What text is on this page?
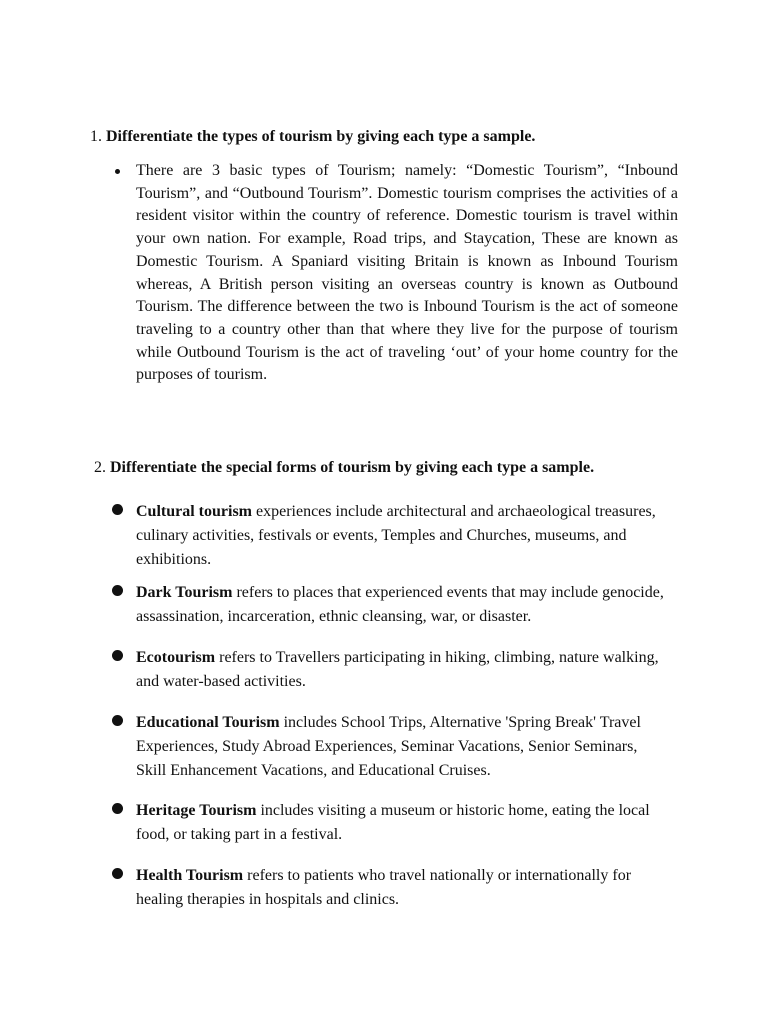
1. Differentiate the types of tourism by giving each type a sample.
There are 3 basic types of Tourism; namely: “Domestic Tourism”, “Inbound Tourism”, and “Outbound Tourism”. Domestic tourism comprises the activities of a resident visitor within the country of reference. Domestic tourism is travel within your own nation. For example, Road trips, and Staycation, These are known as Domestic Tourism. A Spaniard visiting Britain is known as Inbound Tourism whereas, A British person visiting an overseas country is known as Outbound Tourism. The difference between the two is Inbound Tourism is the act of someone traveling to a country other than that where they live for the purpose of tourism while Outbound Tourism is the act of traveling ‘out’ of your home country for the purposes of tourism.
2. Differentiate the special forms of tourism by giving each type a sample.
Cultural tourism experiences include architectural and archaeological treasures, culinary activities, festivals or events, Temples and Churches, museums, and exhibitions.
Dark Tourism refers to places that experienced events that may include genocide, assassination, incarceration, ethnic cleansing, war, or disaster.
Ecotourism refers to Travellers participating in hiking, climbing, nature walking, and water-based activities.
Educational Tourism includes School Trips, Alternative 'Spring Break' Travel Experiences, Study Abroad Experiences, Seminar Vacations, Senior Seminars, Skill Enhancement Vacations, and Educational Cruises.
Heritage Tourism includes visiting a museum or historic home, eating the local food, or taking part in a festival.
Health Tourism refers to patients who travel nationally or internationally for healing therapies in hospitals and clinics.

───

§ WHAT IS REQUIRED
Print every line of the listing exactly, please, and leave the images out.

§ ANSWER TO THIS EXERCISE
What text is on this page?
1. Differentiate the types of tourism by giving each type a sample.
There are 3 basic types of Tourism; namely: “Domestic Tourism”, “Inbound Tourism”, and “Outbound Tourism”. Domestic tourism comprises the activities of a resident visitor within the country of reference. Domestic tourism is travel within your own nation. For example, Road trips, and Staycation, These are known as Domestic Tourism. A Spaniard visiting Britain is known as Inbound Tourism whereas, A British person visiting an overseas country is known as Outbound Tourism. The difference between the two is Inbound Tourism is the act of someone traveling to a country other than that where they live for the purpose of tourism while Outbound Tourism is the act of traveling ‘out’ of your home country for the purposes of tourism.
2. Differentiate the special forms of tourism by giving each type a sample.
Cultural tourism experiences include architectural and archaeological treasures, culinary activities, festivals or events, Temples and Churches, museums, and exhibitions.
Dark Tourism refers to places that experienced events that may include genocide, assassination, incarceration, ethnic cleansing, war, or disaster.
Ecotourism refers to Travellers participating in hiking, climbing, nature walking, and water-based activities.
Educational Tourism includes School Trips, Alternative 'Spring Break' Travel Experiences, Study Abroad Experiences, Seminar Vacations, Senior Seminars, Skill Enhancement Vacations, and Educational Cruises.
Heritage Tourism includes visiting a museum or historic home, eating the local food, or taking part in a festival.
Health Tourism refers to patients who travel nationally or internationally for healing therapies in hospitals and clinics.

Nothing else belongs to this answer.